Would you restate all the data that follows, word for word?

• **Records supplied**:
* * *
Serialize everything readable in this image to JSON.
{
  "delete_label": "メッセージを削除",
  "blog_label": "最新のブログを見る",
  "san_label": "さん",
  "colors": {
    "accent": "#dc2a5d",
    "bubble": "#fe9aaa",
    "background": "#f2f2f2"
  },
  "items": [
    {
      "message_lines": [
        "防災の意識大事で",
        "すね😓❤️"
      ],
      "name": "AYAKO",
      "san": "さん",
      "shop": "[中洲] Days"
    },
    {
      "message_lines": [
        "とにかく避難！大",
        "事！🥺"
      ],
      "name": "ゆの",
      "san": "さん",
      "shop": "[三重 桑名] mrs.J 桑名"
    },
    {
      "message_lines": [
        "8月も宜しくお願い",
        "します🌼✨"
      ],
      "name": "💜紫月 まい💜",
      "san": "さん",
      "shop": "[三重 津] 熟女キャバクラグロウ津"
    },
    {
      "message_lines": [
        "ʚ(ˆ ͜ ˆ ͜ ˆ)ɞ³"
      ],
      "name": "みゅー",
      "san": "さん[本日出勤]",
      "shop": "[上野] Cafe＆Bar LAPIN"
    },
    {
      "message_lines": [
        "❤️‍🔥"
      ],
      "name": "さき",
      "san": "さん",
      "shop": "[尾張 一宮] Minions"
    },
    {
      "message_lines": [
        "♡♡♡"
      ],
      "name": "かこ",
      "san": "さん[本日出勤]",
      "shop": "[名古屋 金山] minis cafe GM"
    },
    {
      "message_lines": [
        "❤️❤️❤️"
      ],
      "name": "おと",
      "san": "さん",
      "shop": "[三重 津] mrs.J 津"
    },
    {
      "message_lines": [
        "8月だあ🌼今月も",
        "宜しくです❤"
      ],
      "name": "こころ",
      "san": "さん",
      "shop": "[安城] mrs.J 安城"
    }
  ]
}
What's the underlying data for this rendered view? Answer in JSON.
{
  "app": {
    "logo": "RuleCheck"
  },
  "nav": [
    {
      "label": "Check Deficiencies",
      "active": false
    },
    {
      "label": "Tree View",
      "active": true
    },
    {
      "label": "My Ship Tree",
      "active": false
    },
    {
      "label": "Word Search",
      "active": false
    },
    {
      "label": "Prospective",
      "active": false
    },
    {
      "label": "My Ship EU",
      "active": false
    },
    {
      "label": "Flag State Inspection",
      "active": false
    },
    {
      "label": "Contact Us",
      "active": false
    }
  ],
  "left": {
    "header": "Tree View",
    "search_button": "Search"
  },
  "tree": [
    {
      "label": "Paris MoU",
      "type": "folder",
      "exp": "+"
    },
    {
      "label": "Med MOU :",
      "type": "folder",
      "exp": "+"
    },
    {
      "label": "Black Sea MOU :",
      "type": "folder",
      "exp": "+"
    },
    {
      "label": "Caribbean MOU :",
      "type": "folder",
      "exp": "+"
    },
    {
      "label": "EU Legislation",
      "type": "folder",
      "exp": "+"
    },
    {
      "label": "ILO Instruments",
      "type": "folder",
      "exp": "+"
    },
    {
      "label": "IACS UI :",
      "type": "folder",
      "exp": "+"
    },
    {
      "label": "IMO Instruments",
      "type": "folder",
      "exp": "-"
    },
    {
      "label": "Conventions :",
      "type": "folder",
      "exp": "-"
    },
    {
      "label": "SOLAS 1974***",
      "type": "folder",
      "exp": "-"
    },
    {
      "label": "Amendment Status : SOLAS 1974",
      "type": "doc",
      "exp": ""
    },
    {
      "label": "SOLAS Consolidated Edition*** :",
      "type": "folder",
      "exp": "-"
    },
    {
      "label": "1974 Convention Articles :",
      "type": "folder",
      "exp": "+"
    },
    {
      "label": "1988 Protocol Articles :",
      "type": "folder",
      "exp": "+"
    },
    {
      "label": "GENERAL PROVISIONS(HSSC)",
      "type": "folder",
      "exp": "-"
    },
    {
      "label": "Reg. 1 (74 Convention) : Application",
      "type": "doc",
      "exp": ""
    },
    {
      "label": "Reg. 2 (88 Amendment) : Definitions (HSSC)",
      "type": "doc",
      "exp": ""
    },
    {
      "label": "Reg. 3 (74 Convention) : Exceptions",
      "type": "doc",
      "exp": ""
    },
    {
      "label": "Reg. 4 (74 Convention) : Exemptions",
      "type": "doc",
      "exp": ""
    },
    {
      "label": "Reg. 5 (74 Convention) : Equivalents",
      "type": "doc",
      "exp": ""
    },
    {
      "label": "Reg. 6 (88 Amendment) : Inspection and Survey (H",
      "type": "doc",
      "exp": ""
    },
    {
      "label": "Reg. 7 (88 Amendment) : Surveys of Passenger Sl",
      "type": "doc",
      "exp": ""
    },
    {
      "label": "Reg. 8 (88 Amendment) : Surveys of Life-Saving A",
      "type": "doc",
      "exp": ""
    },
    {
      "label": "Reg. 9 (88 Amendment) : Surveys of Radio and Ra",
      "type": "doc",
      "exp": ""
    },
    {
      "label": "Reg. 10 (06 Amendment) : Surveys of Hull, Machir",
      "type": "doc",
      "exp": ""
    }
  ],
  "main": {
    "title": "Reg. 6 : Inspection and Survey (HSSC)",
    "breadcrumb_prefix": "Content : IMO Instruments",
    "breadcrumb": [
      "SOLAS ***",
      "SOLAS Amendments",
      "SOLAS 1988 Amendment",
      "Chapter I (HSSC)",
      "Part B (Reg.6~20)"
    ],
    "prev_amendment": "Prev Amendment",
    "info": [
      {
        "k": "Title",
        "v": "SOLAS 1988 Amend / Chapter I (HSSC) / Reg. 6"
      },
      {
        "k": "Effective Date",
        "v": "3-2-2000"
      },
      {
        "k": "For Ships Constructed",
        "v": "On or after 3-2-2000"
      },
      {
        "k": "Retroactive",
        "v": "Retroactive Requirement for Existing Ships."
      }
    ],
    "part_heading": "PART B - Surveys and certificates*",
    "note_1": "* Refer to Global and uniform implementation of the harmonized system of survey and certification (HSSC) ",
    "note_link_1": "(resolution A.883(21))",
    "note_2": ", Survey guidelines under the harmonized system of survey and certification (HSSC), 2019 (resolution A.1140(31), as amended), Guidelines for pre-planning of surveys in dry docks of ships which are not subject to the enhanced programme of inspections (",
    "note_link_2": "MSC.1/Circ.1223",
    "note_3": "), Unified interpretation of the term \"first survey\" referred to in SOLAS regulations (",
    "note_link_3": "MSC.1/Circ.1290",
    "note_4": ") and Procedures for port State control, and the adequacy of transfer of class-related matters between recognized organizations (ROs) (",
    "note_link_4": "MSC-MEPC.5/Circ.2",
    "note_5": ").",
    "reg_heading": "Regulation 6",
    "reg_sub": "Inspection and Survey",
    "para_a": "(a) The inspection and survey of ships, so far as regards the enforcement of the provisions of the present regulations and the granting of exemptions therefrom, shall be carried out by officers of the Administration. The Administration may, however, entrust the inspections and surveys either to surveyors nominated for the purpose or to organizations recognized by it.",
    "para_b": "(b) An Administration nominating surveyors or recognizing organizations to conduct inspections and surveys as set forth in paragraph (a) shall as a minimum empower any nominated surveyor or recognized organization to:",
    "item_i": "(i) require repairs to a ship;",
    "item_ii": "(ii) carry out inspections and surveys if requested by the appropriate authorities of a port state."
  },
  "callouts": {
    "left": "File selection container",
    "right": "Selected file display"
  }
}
* * *
• **The output**:
Serialize everything readable in this image to JSON.
{
  "delete_label": "メッセージを削除",
  "blog_label": "最新のブログを見る",
  "san_label": "さん",
  "colors": {
    "accent": "#dc2a5d",
    "bubble": "#fe9aaa",
    "background": "#f2f2f2"
  },
  "items": [
    {
      "message_lines": [
        "防災の意識大事で",
        "すね😓❤️"
      ],
      "name": "AYAKO",
      "san": "さん",
      "shop": "[中洲] Days"
    },
    {
      "message_lines": [
        "とにかく避難！大",
        "事！🥺"
      ],
      "name": "ゆの",
      "san": "さん",
      "shop": "[三重 桑名] mrs.J 桑名"
    },
    {
      "message_lines": [
        "8月も宜しくお願い",
        "します🌼✨"
      ],
      "name": "💜紫月 まい💜",
      "san": "さん",
      "shop": "[三重 津] 熟女キャバクラグロウ津"
    },
    {
      "message_lines": [
        "ʚ(ˆ ͜ ˆ ͜ ˆ)ɞ³"
      ],
      "name": "みゅー",
      "san": "さん[本日出勤]",
      "shop": "[上野] Cafe＆Bar LAPIN"
    },
    {
      "message_lines": [
        "❤️‍🔥"
      ],
      "name": "さき",
      "san": "さん",
      "shop": "[尾張 一宮] Minions"
    },
    {
      "message_lines": [
        "♡♡♡"
      ],
      "name": "かこ",
      "san": "さん[本日出勤]",
      "shop": "[名古屋 金山] minis cafe GM"
    },
    {
      "message_lines": [
        "❤️❤️❤️"
      ],
      "name": "おと",
      "san": "さん",
      "shop": "[三重 津] mrs.J 津"
    },
    {
      "message_lines": [
        "8月だあ🌼今月も",
        "宜しくです❤"
      ],
      "name": "こころ",
      "san": "さん",
      "shop": "[安城] mrs.J 安城"
    }
  ]
}
What's the underlying data for this rendered view? Answer in JSON.
{
  "app": {
    "logo": "RuleCheck"
  },
  "nav": [
    {
      "label": "Check Deficiencies",
      "active": false
    },
    {
      "label": "Tree View",
      "active": true
    },
    {
      "label": "My Ship Tree",
      "active": false
    },
    {
      "label": "Word Search",
      "active": false
    },
    {
      "label": "Prospective",
      "active": false
    },
    {
      "label": "My Ship EU",
      "active": false
    },
    {
      "label": "Flag State Inspection",
      "active": false
    },
    {
      "label": "Contact Us",
      "active": false
    }
  ],
  "left": {
    "header": "Tree View",
    "search_button": "Search"
  },
  "tree": [
    {
      "label": "Paris MoU",
      "type": "folder",
      "exp": "+"
    },
    {
      "label": "Med MOU :",
      "type": "folder",
      "exp": "+"
    },
    {
      "label": "Black Sea MOU :",
      "type": "folder",
      "exp": "+"
    },
    {
      "label": "Caribbean MOU :",
      "type": "folder",
      "exp": "+"
    },
    {
      "label": "EU Legislation",
      "type": "folder",
      "exp": "+"
    },
    {
      "label": "ILO Instruments",
      "type": "folder",
      "exp": "+"
    },
    {
      "label": "IACS UI :",
      "type": "folder",
      "exp": "+"
    },
    {
      "label": "IMO Instruments",
      "type": "folder",
      "exp": "-"
    },
    {
      "label": "Conventions :",
      "type": "folder",
      "exp": "-"
    },
    {
      "label": "SOLAS 1974***",
      "type": "folder",
      "exp": "-"
    },
    {
      "label": "Amendment Status : SOLAS 1974",
      "type": "doc",
      "exp": ""
    },
    {
      "label": "SOLAS Consolidated Edition*** :",
      "type": "folder",
      "exp": "-"
    },
    {
      "label": "1974 Convention Articles :",
      "type": "folder",
      "exp": "+"
    },
    {
      "label": "1988 Protocol Articles :",
      "type": "folder",
      "exp": "+"
    },
    {
      "label": "GENERAL PROVISIONS(HSSC)",
      "type": "folder",
      "exp": "-"
    },
    {
      "label": "Reg. 1 (74 Convention) : Application",
      "type": "doc",
      "exp": ""
    },
    {
      "label": "Reg. 2 (88 Amendment) : Definitions (HSSC)",
      "type": "doc",
      "exp": ""
    },
    {
      "label": "Reg. 3 (74 Convention) : Exceptions",
      "type": "doc",
      "exp": ""
    },
    {
      "label": "Reg. 4 (74 Convention) : Exemptions",
      "type": "doc",
      "exp": ""
    },
    {
      "label": "Reg. 5 (74 Convention) : Equivalents",
      "type": "doc",
      "exp": ""
    },
    {
      "label": "Reg. 6 (88 Amendment) : Inspection and Survey (H",
      "type": "doc",
      "exp": ""
    },
    {
      "label": "Reg. 7 (88 Amendment) : Surveys of Passenger Sl",
      "type": "doc",
      "exp": ""
    },
    {
      "label": "Reg. 8 (88 Amendment) : Surveys of Life-Saving A",
      "type": "doc",
      "exp": ""
    },
    {
      "label": "Reg. 9 (88 Amendment) : Surveys of Radio and Ra",
      "type": "doc",
      "exp": ""
    },
    {
      "label": "Reg. 10 (06 Amendment) : Surveys of Hull, Machir",
      "type": "doc",
      "exp": ""
    }
  ],
  "main": {
    "title": "Reg. 6 : Inspection and Survey (HSSC)",
    "breadcrumb_prefix": "Content : IMO Instruments",
    "breadcrumb": [
      "SOLAS ***",
      "SOLAS Amendments",
      "SOLAS 1988 Amendment",
      "Chapter I (HSSC)",
      "Part B (Reg.6~20)"
    ],
    "prev_amendment": "Prev Amendment",
    "info": [
      {
        "k": "Title",
        "v": "SOLAS 1988 Amend / Chapter I (HSSC) / Reg. 6"
      },
      {
        "k": "Effective Date",
        "v": "3-2-2000"
      },
      {
        "k": "For Ships Constructed",
        "v": "On or after 3-2-2000"
      },
      {
        "k": "Retroactive",
        "v": "Retroactive Requirement for Existing Ships."
      }
    ],
    "part_heading": "PART B - Surveys and certificates*",
    "note_1": "* Refer to Global and uniform implementation of the harmonized system of survey and certification (HSSC) ",
    "note_link_1": "(resolution A.883(21))",
    "note_2": ", Survey guidelines under the harmonized system of survey and certification (HSSC), 2019 (resolution A.1140(31), as amended), Guidelines for pre-planning of surveys in dry docks of ships which are not subject to the enhanced programme of inspections (",
    "note_link_2": "MSC.1/Circ.1223",
    "note_3": "), Unified interpretation of the term \"first survey\" referred to in SOLAS regulations (",
    "note_link_3": "MSC.1/Circ.1290",
    "note_4": ") and Procedures for port State control, and the adequacy of transfer of class-related matters between recognized organizations (ROs) (",
    "note_link_4": "MSC-MEPC.5/Circ.2",
    "note_5": ").",
    "reg_heading": "Regulation 6",
    "reg_sub": "Inspection and Survey",
    "para_a": "(a) The inspection and survey of ships, so far as regards the enforcement of the provisions of the present regulations and the granting of exemptions therefrom, shall be carried out by officers of the Administration. The Administration may, however, entrust the inspections and surveys either to surveyors nominated for the purpose or to organizations recognized by it.",
    "para_b": "(b) An Administration nominating surveyors or recognizing organizations to conduct inspections and surveys as set forth in paragraph (a) shall as a minimum empower any nominated surveyor or recognized organization to:",
    "item_i": "(i) require repairs to a ship;",
    "item_ii": "(ii) carry out inspections and surveys if requested by the appropriate authorities of a port state."
  },
  "callouts": {
    "left": "File selection container",
    "right": "Selected file display"
  }
}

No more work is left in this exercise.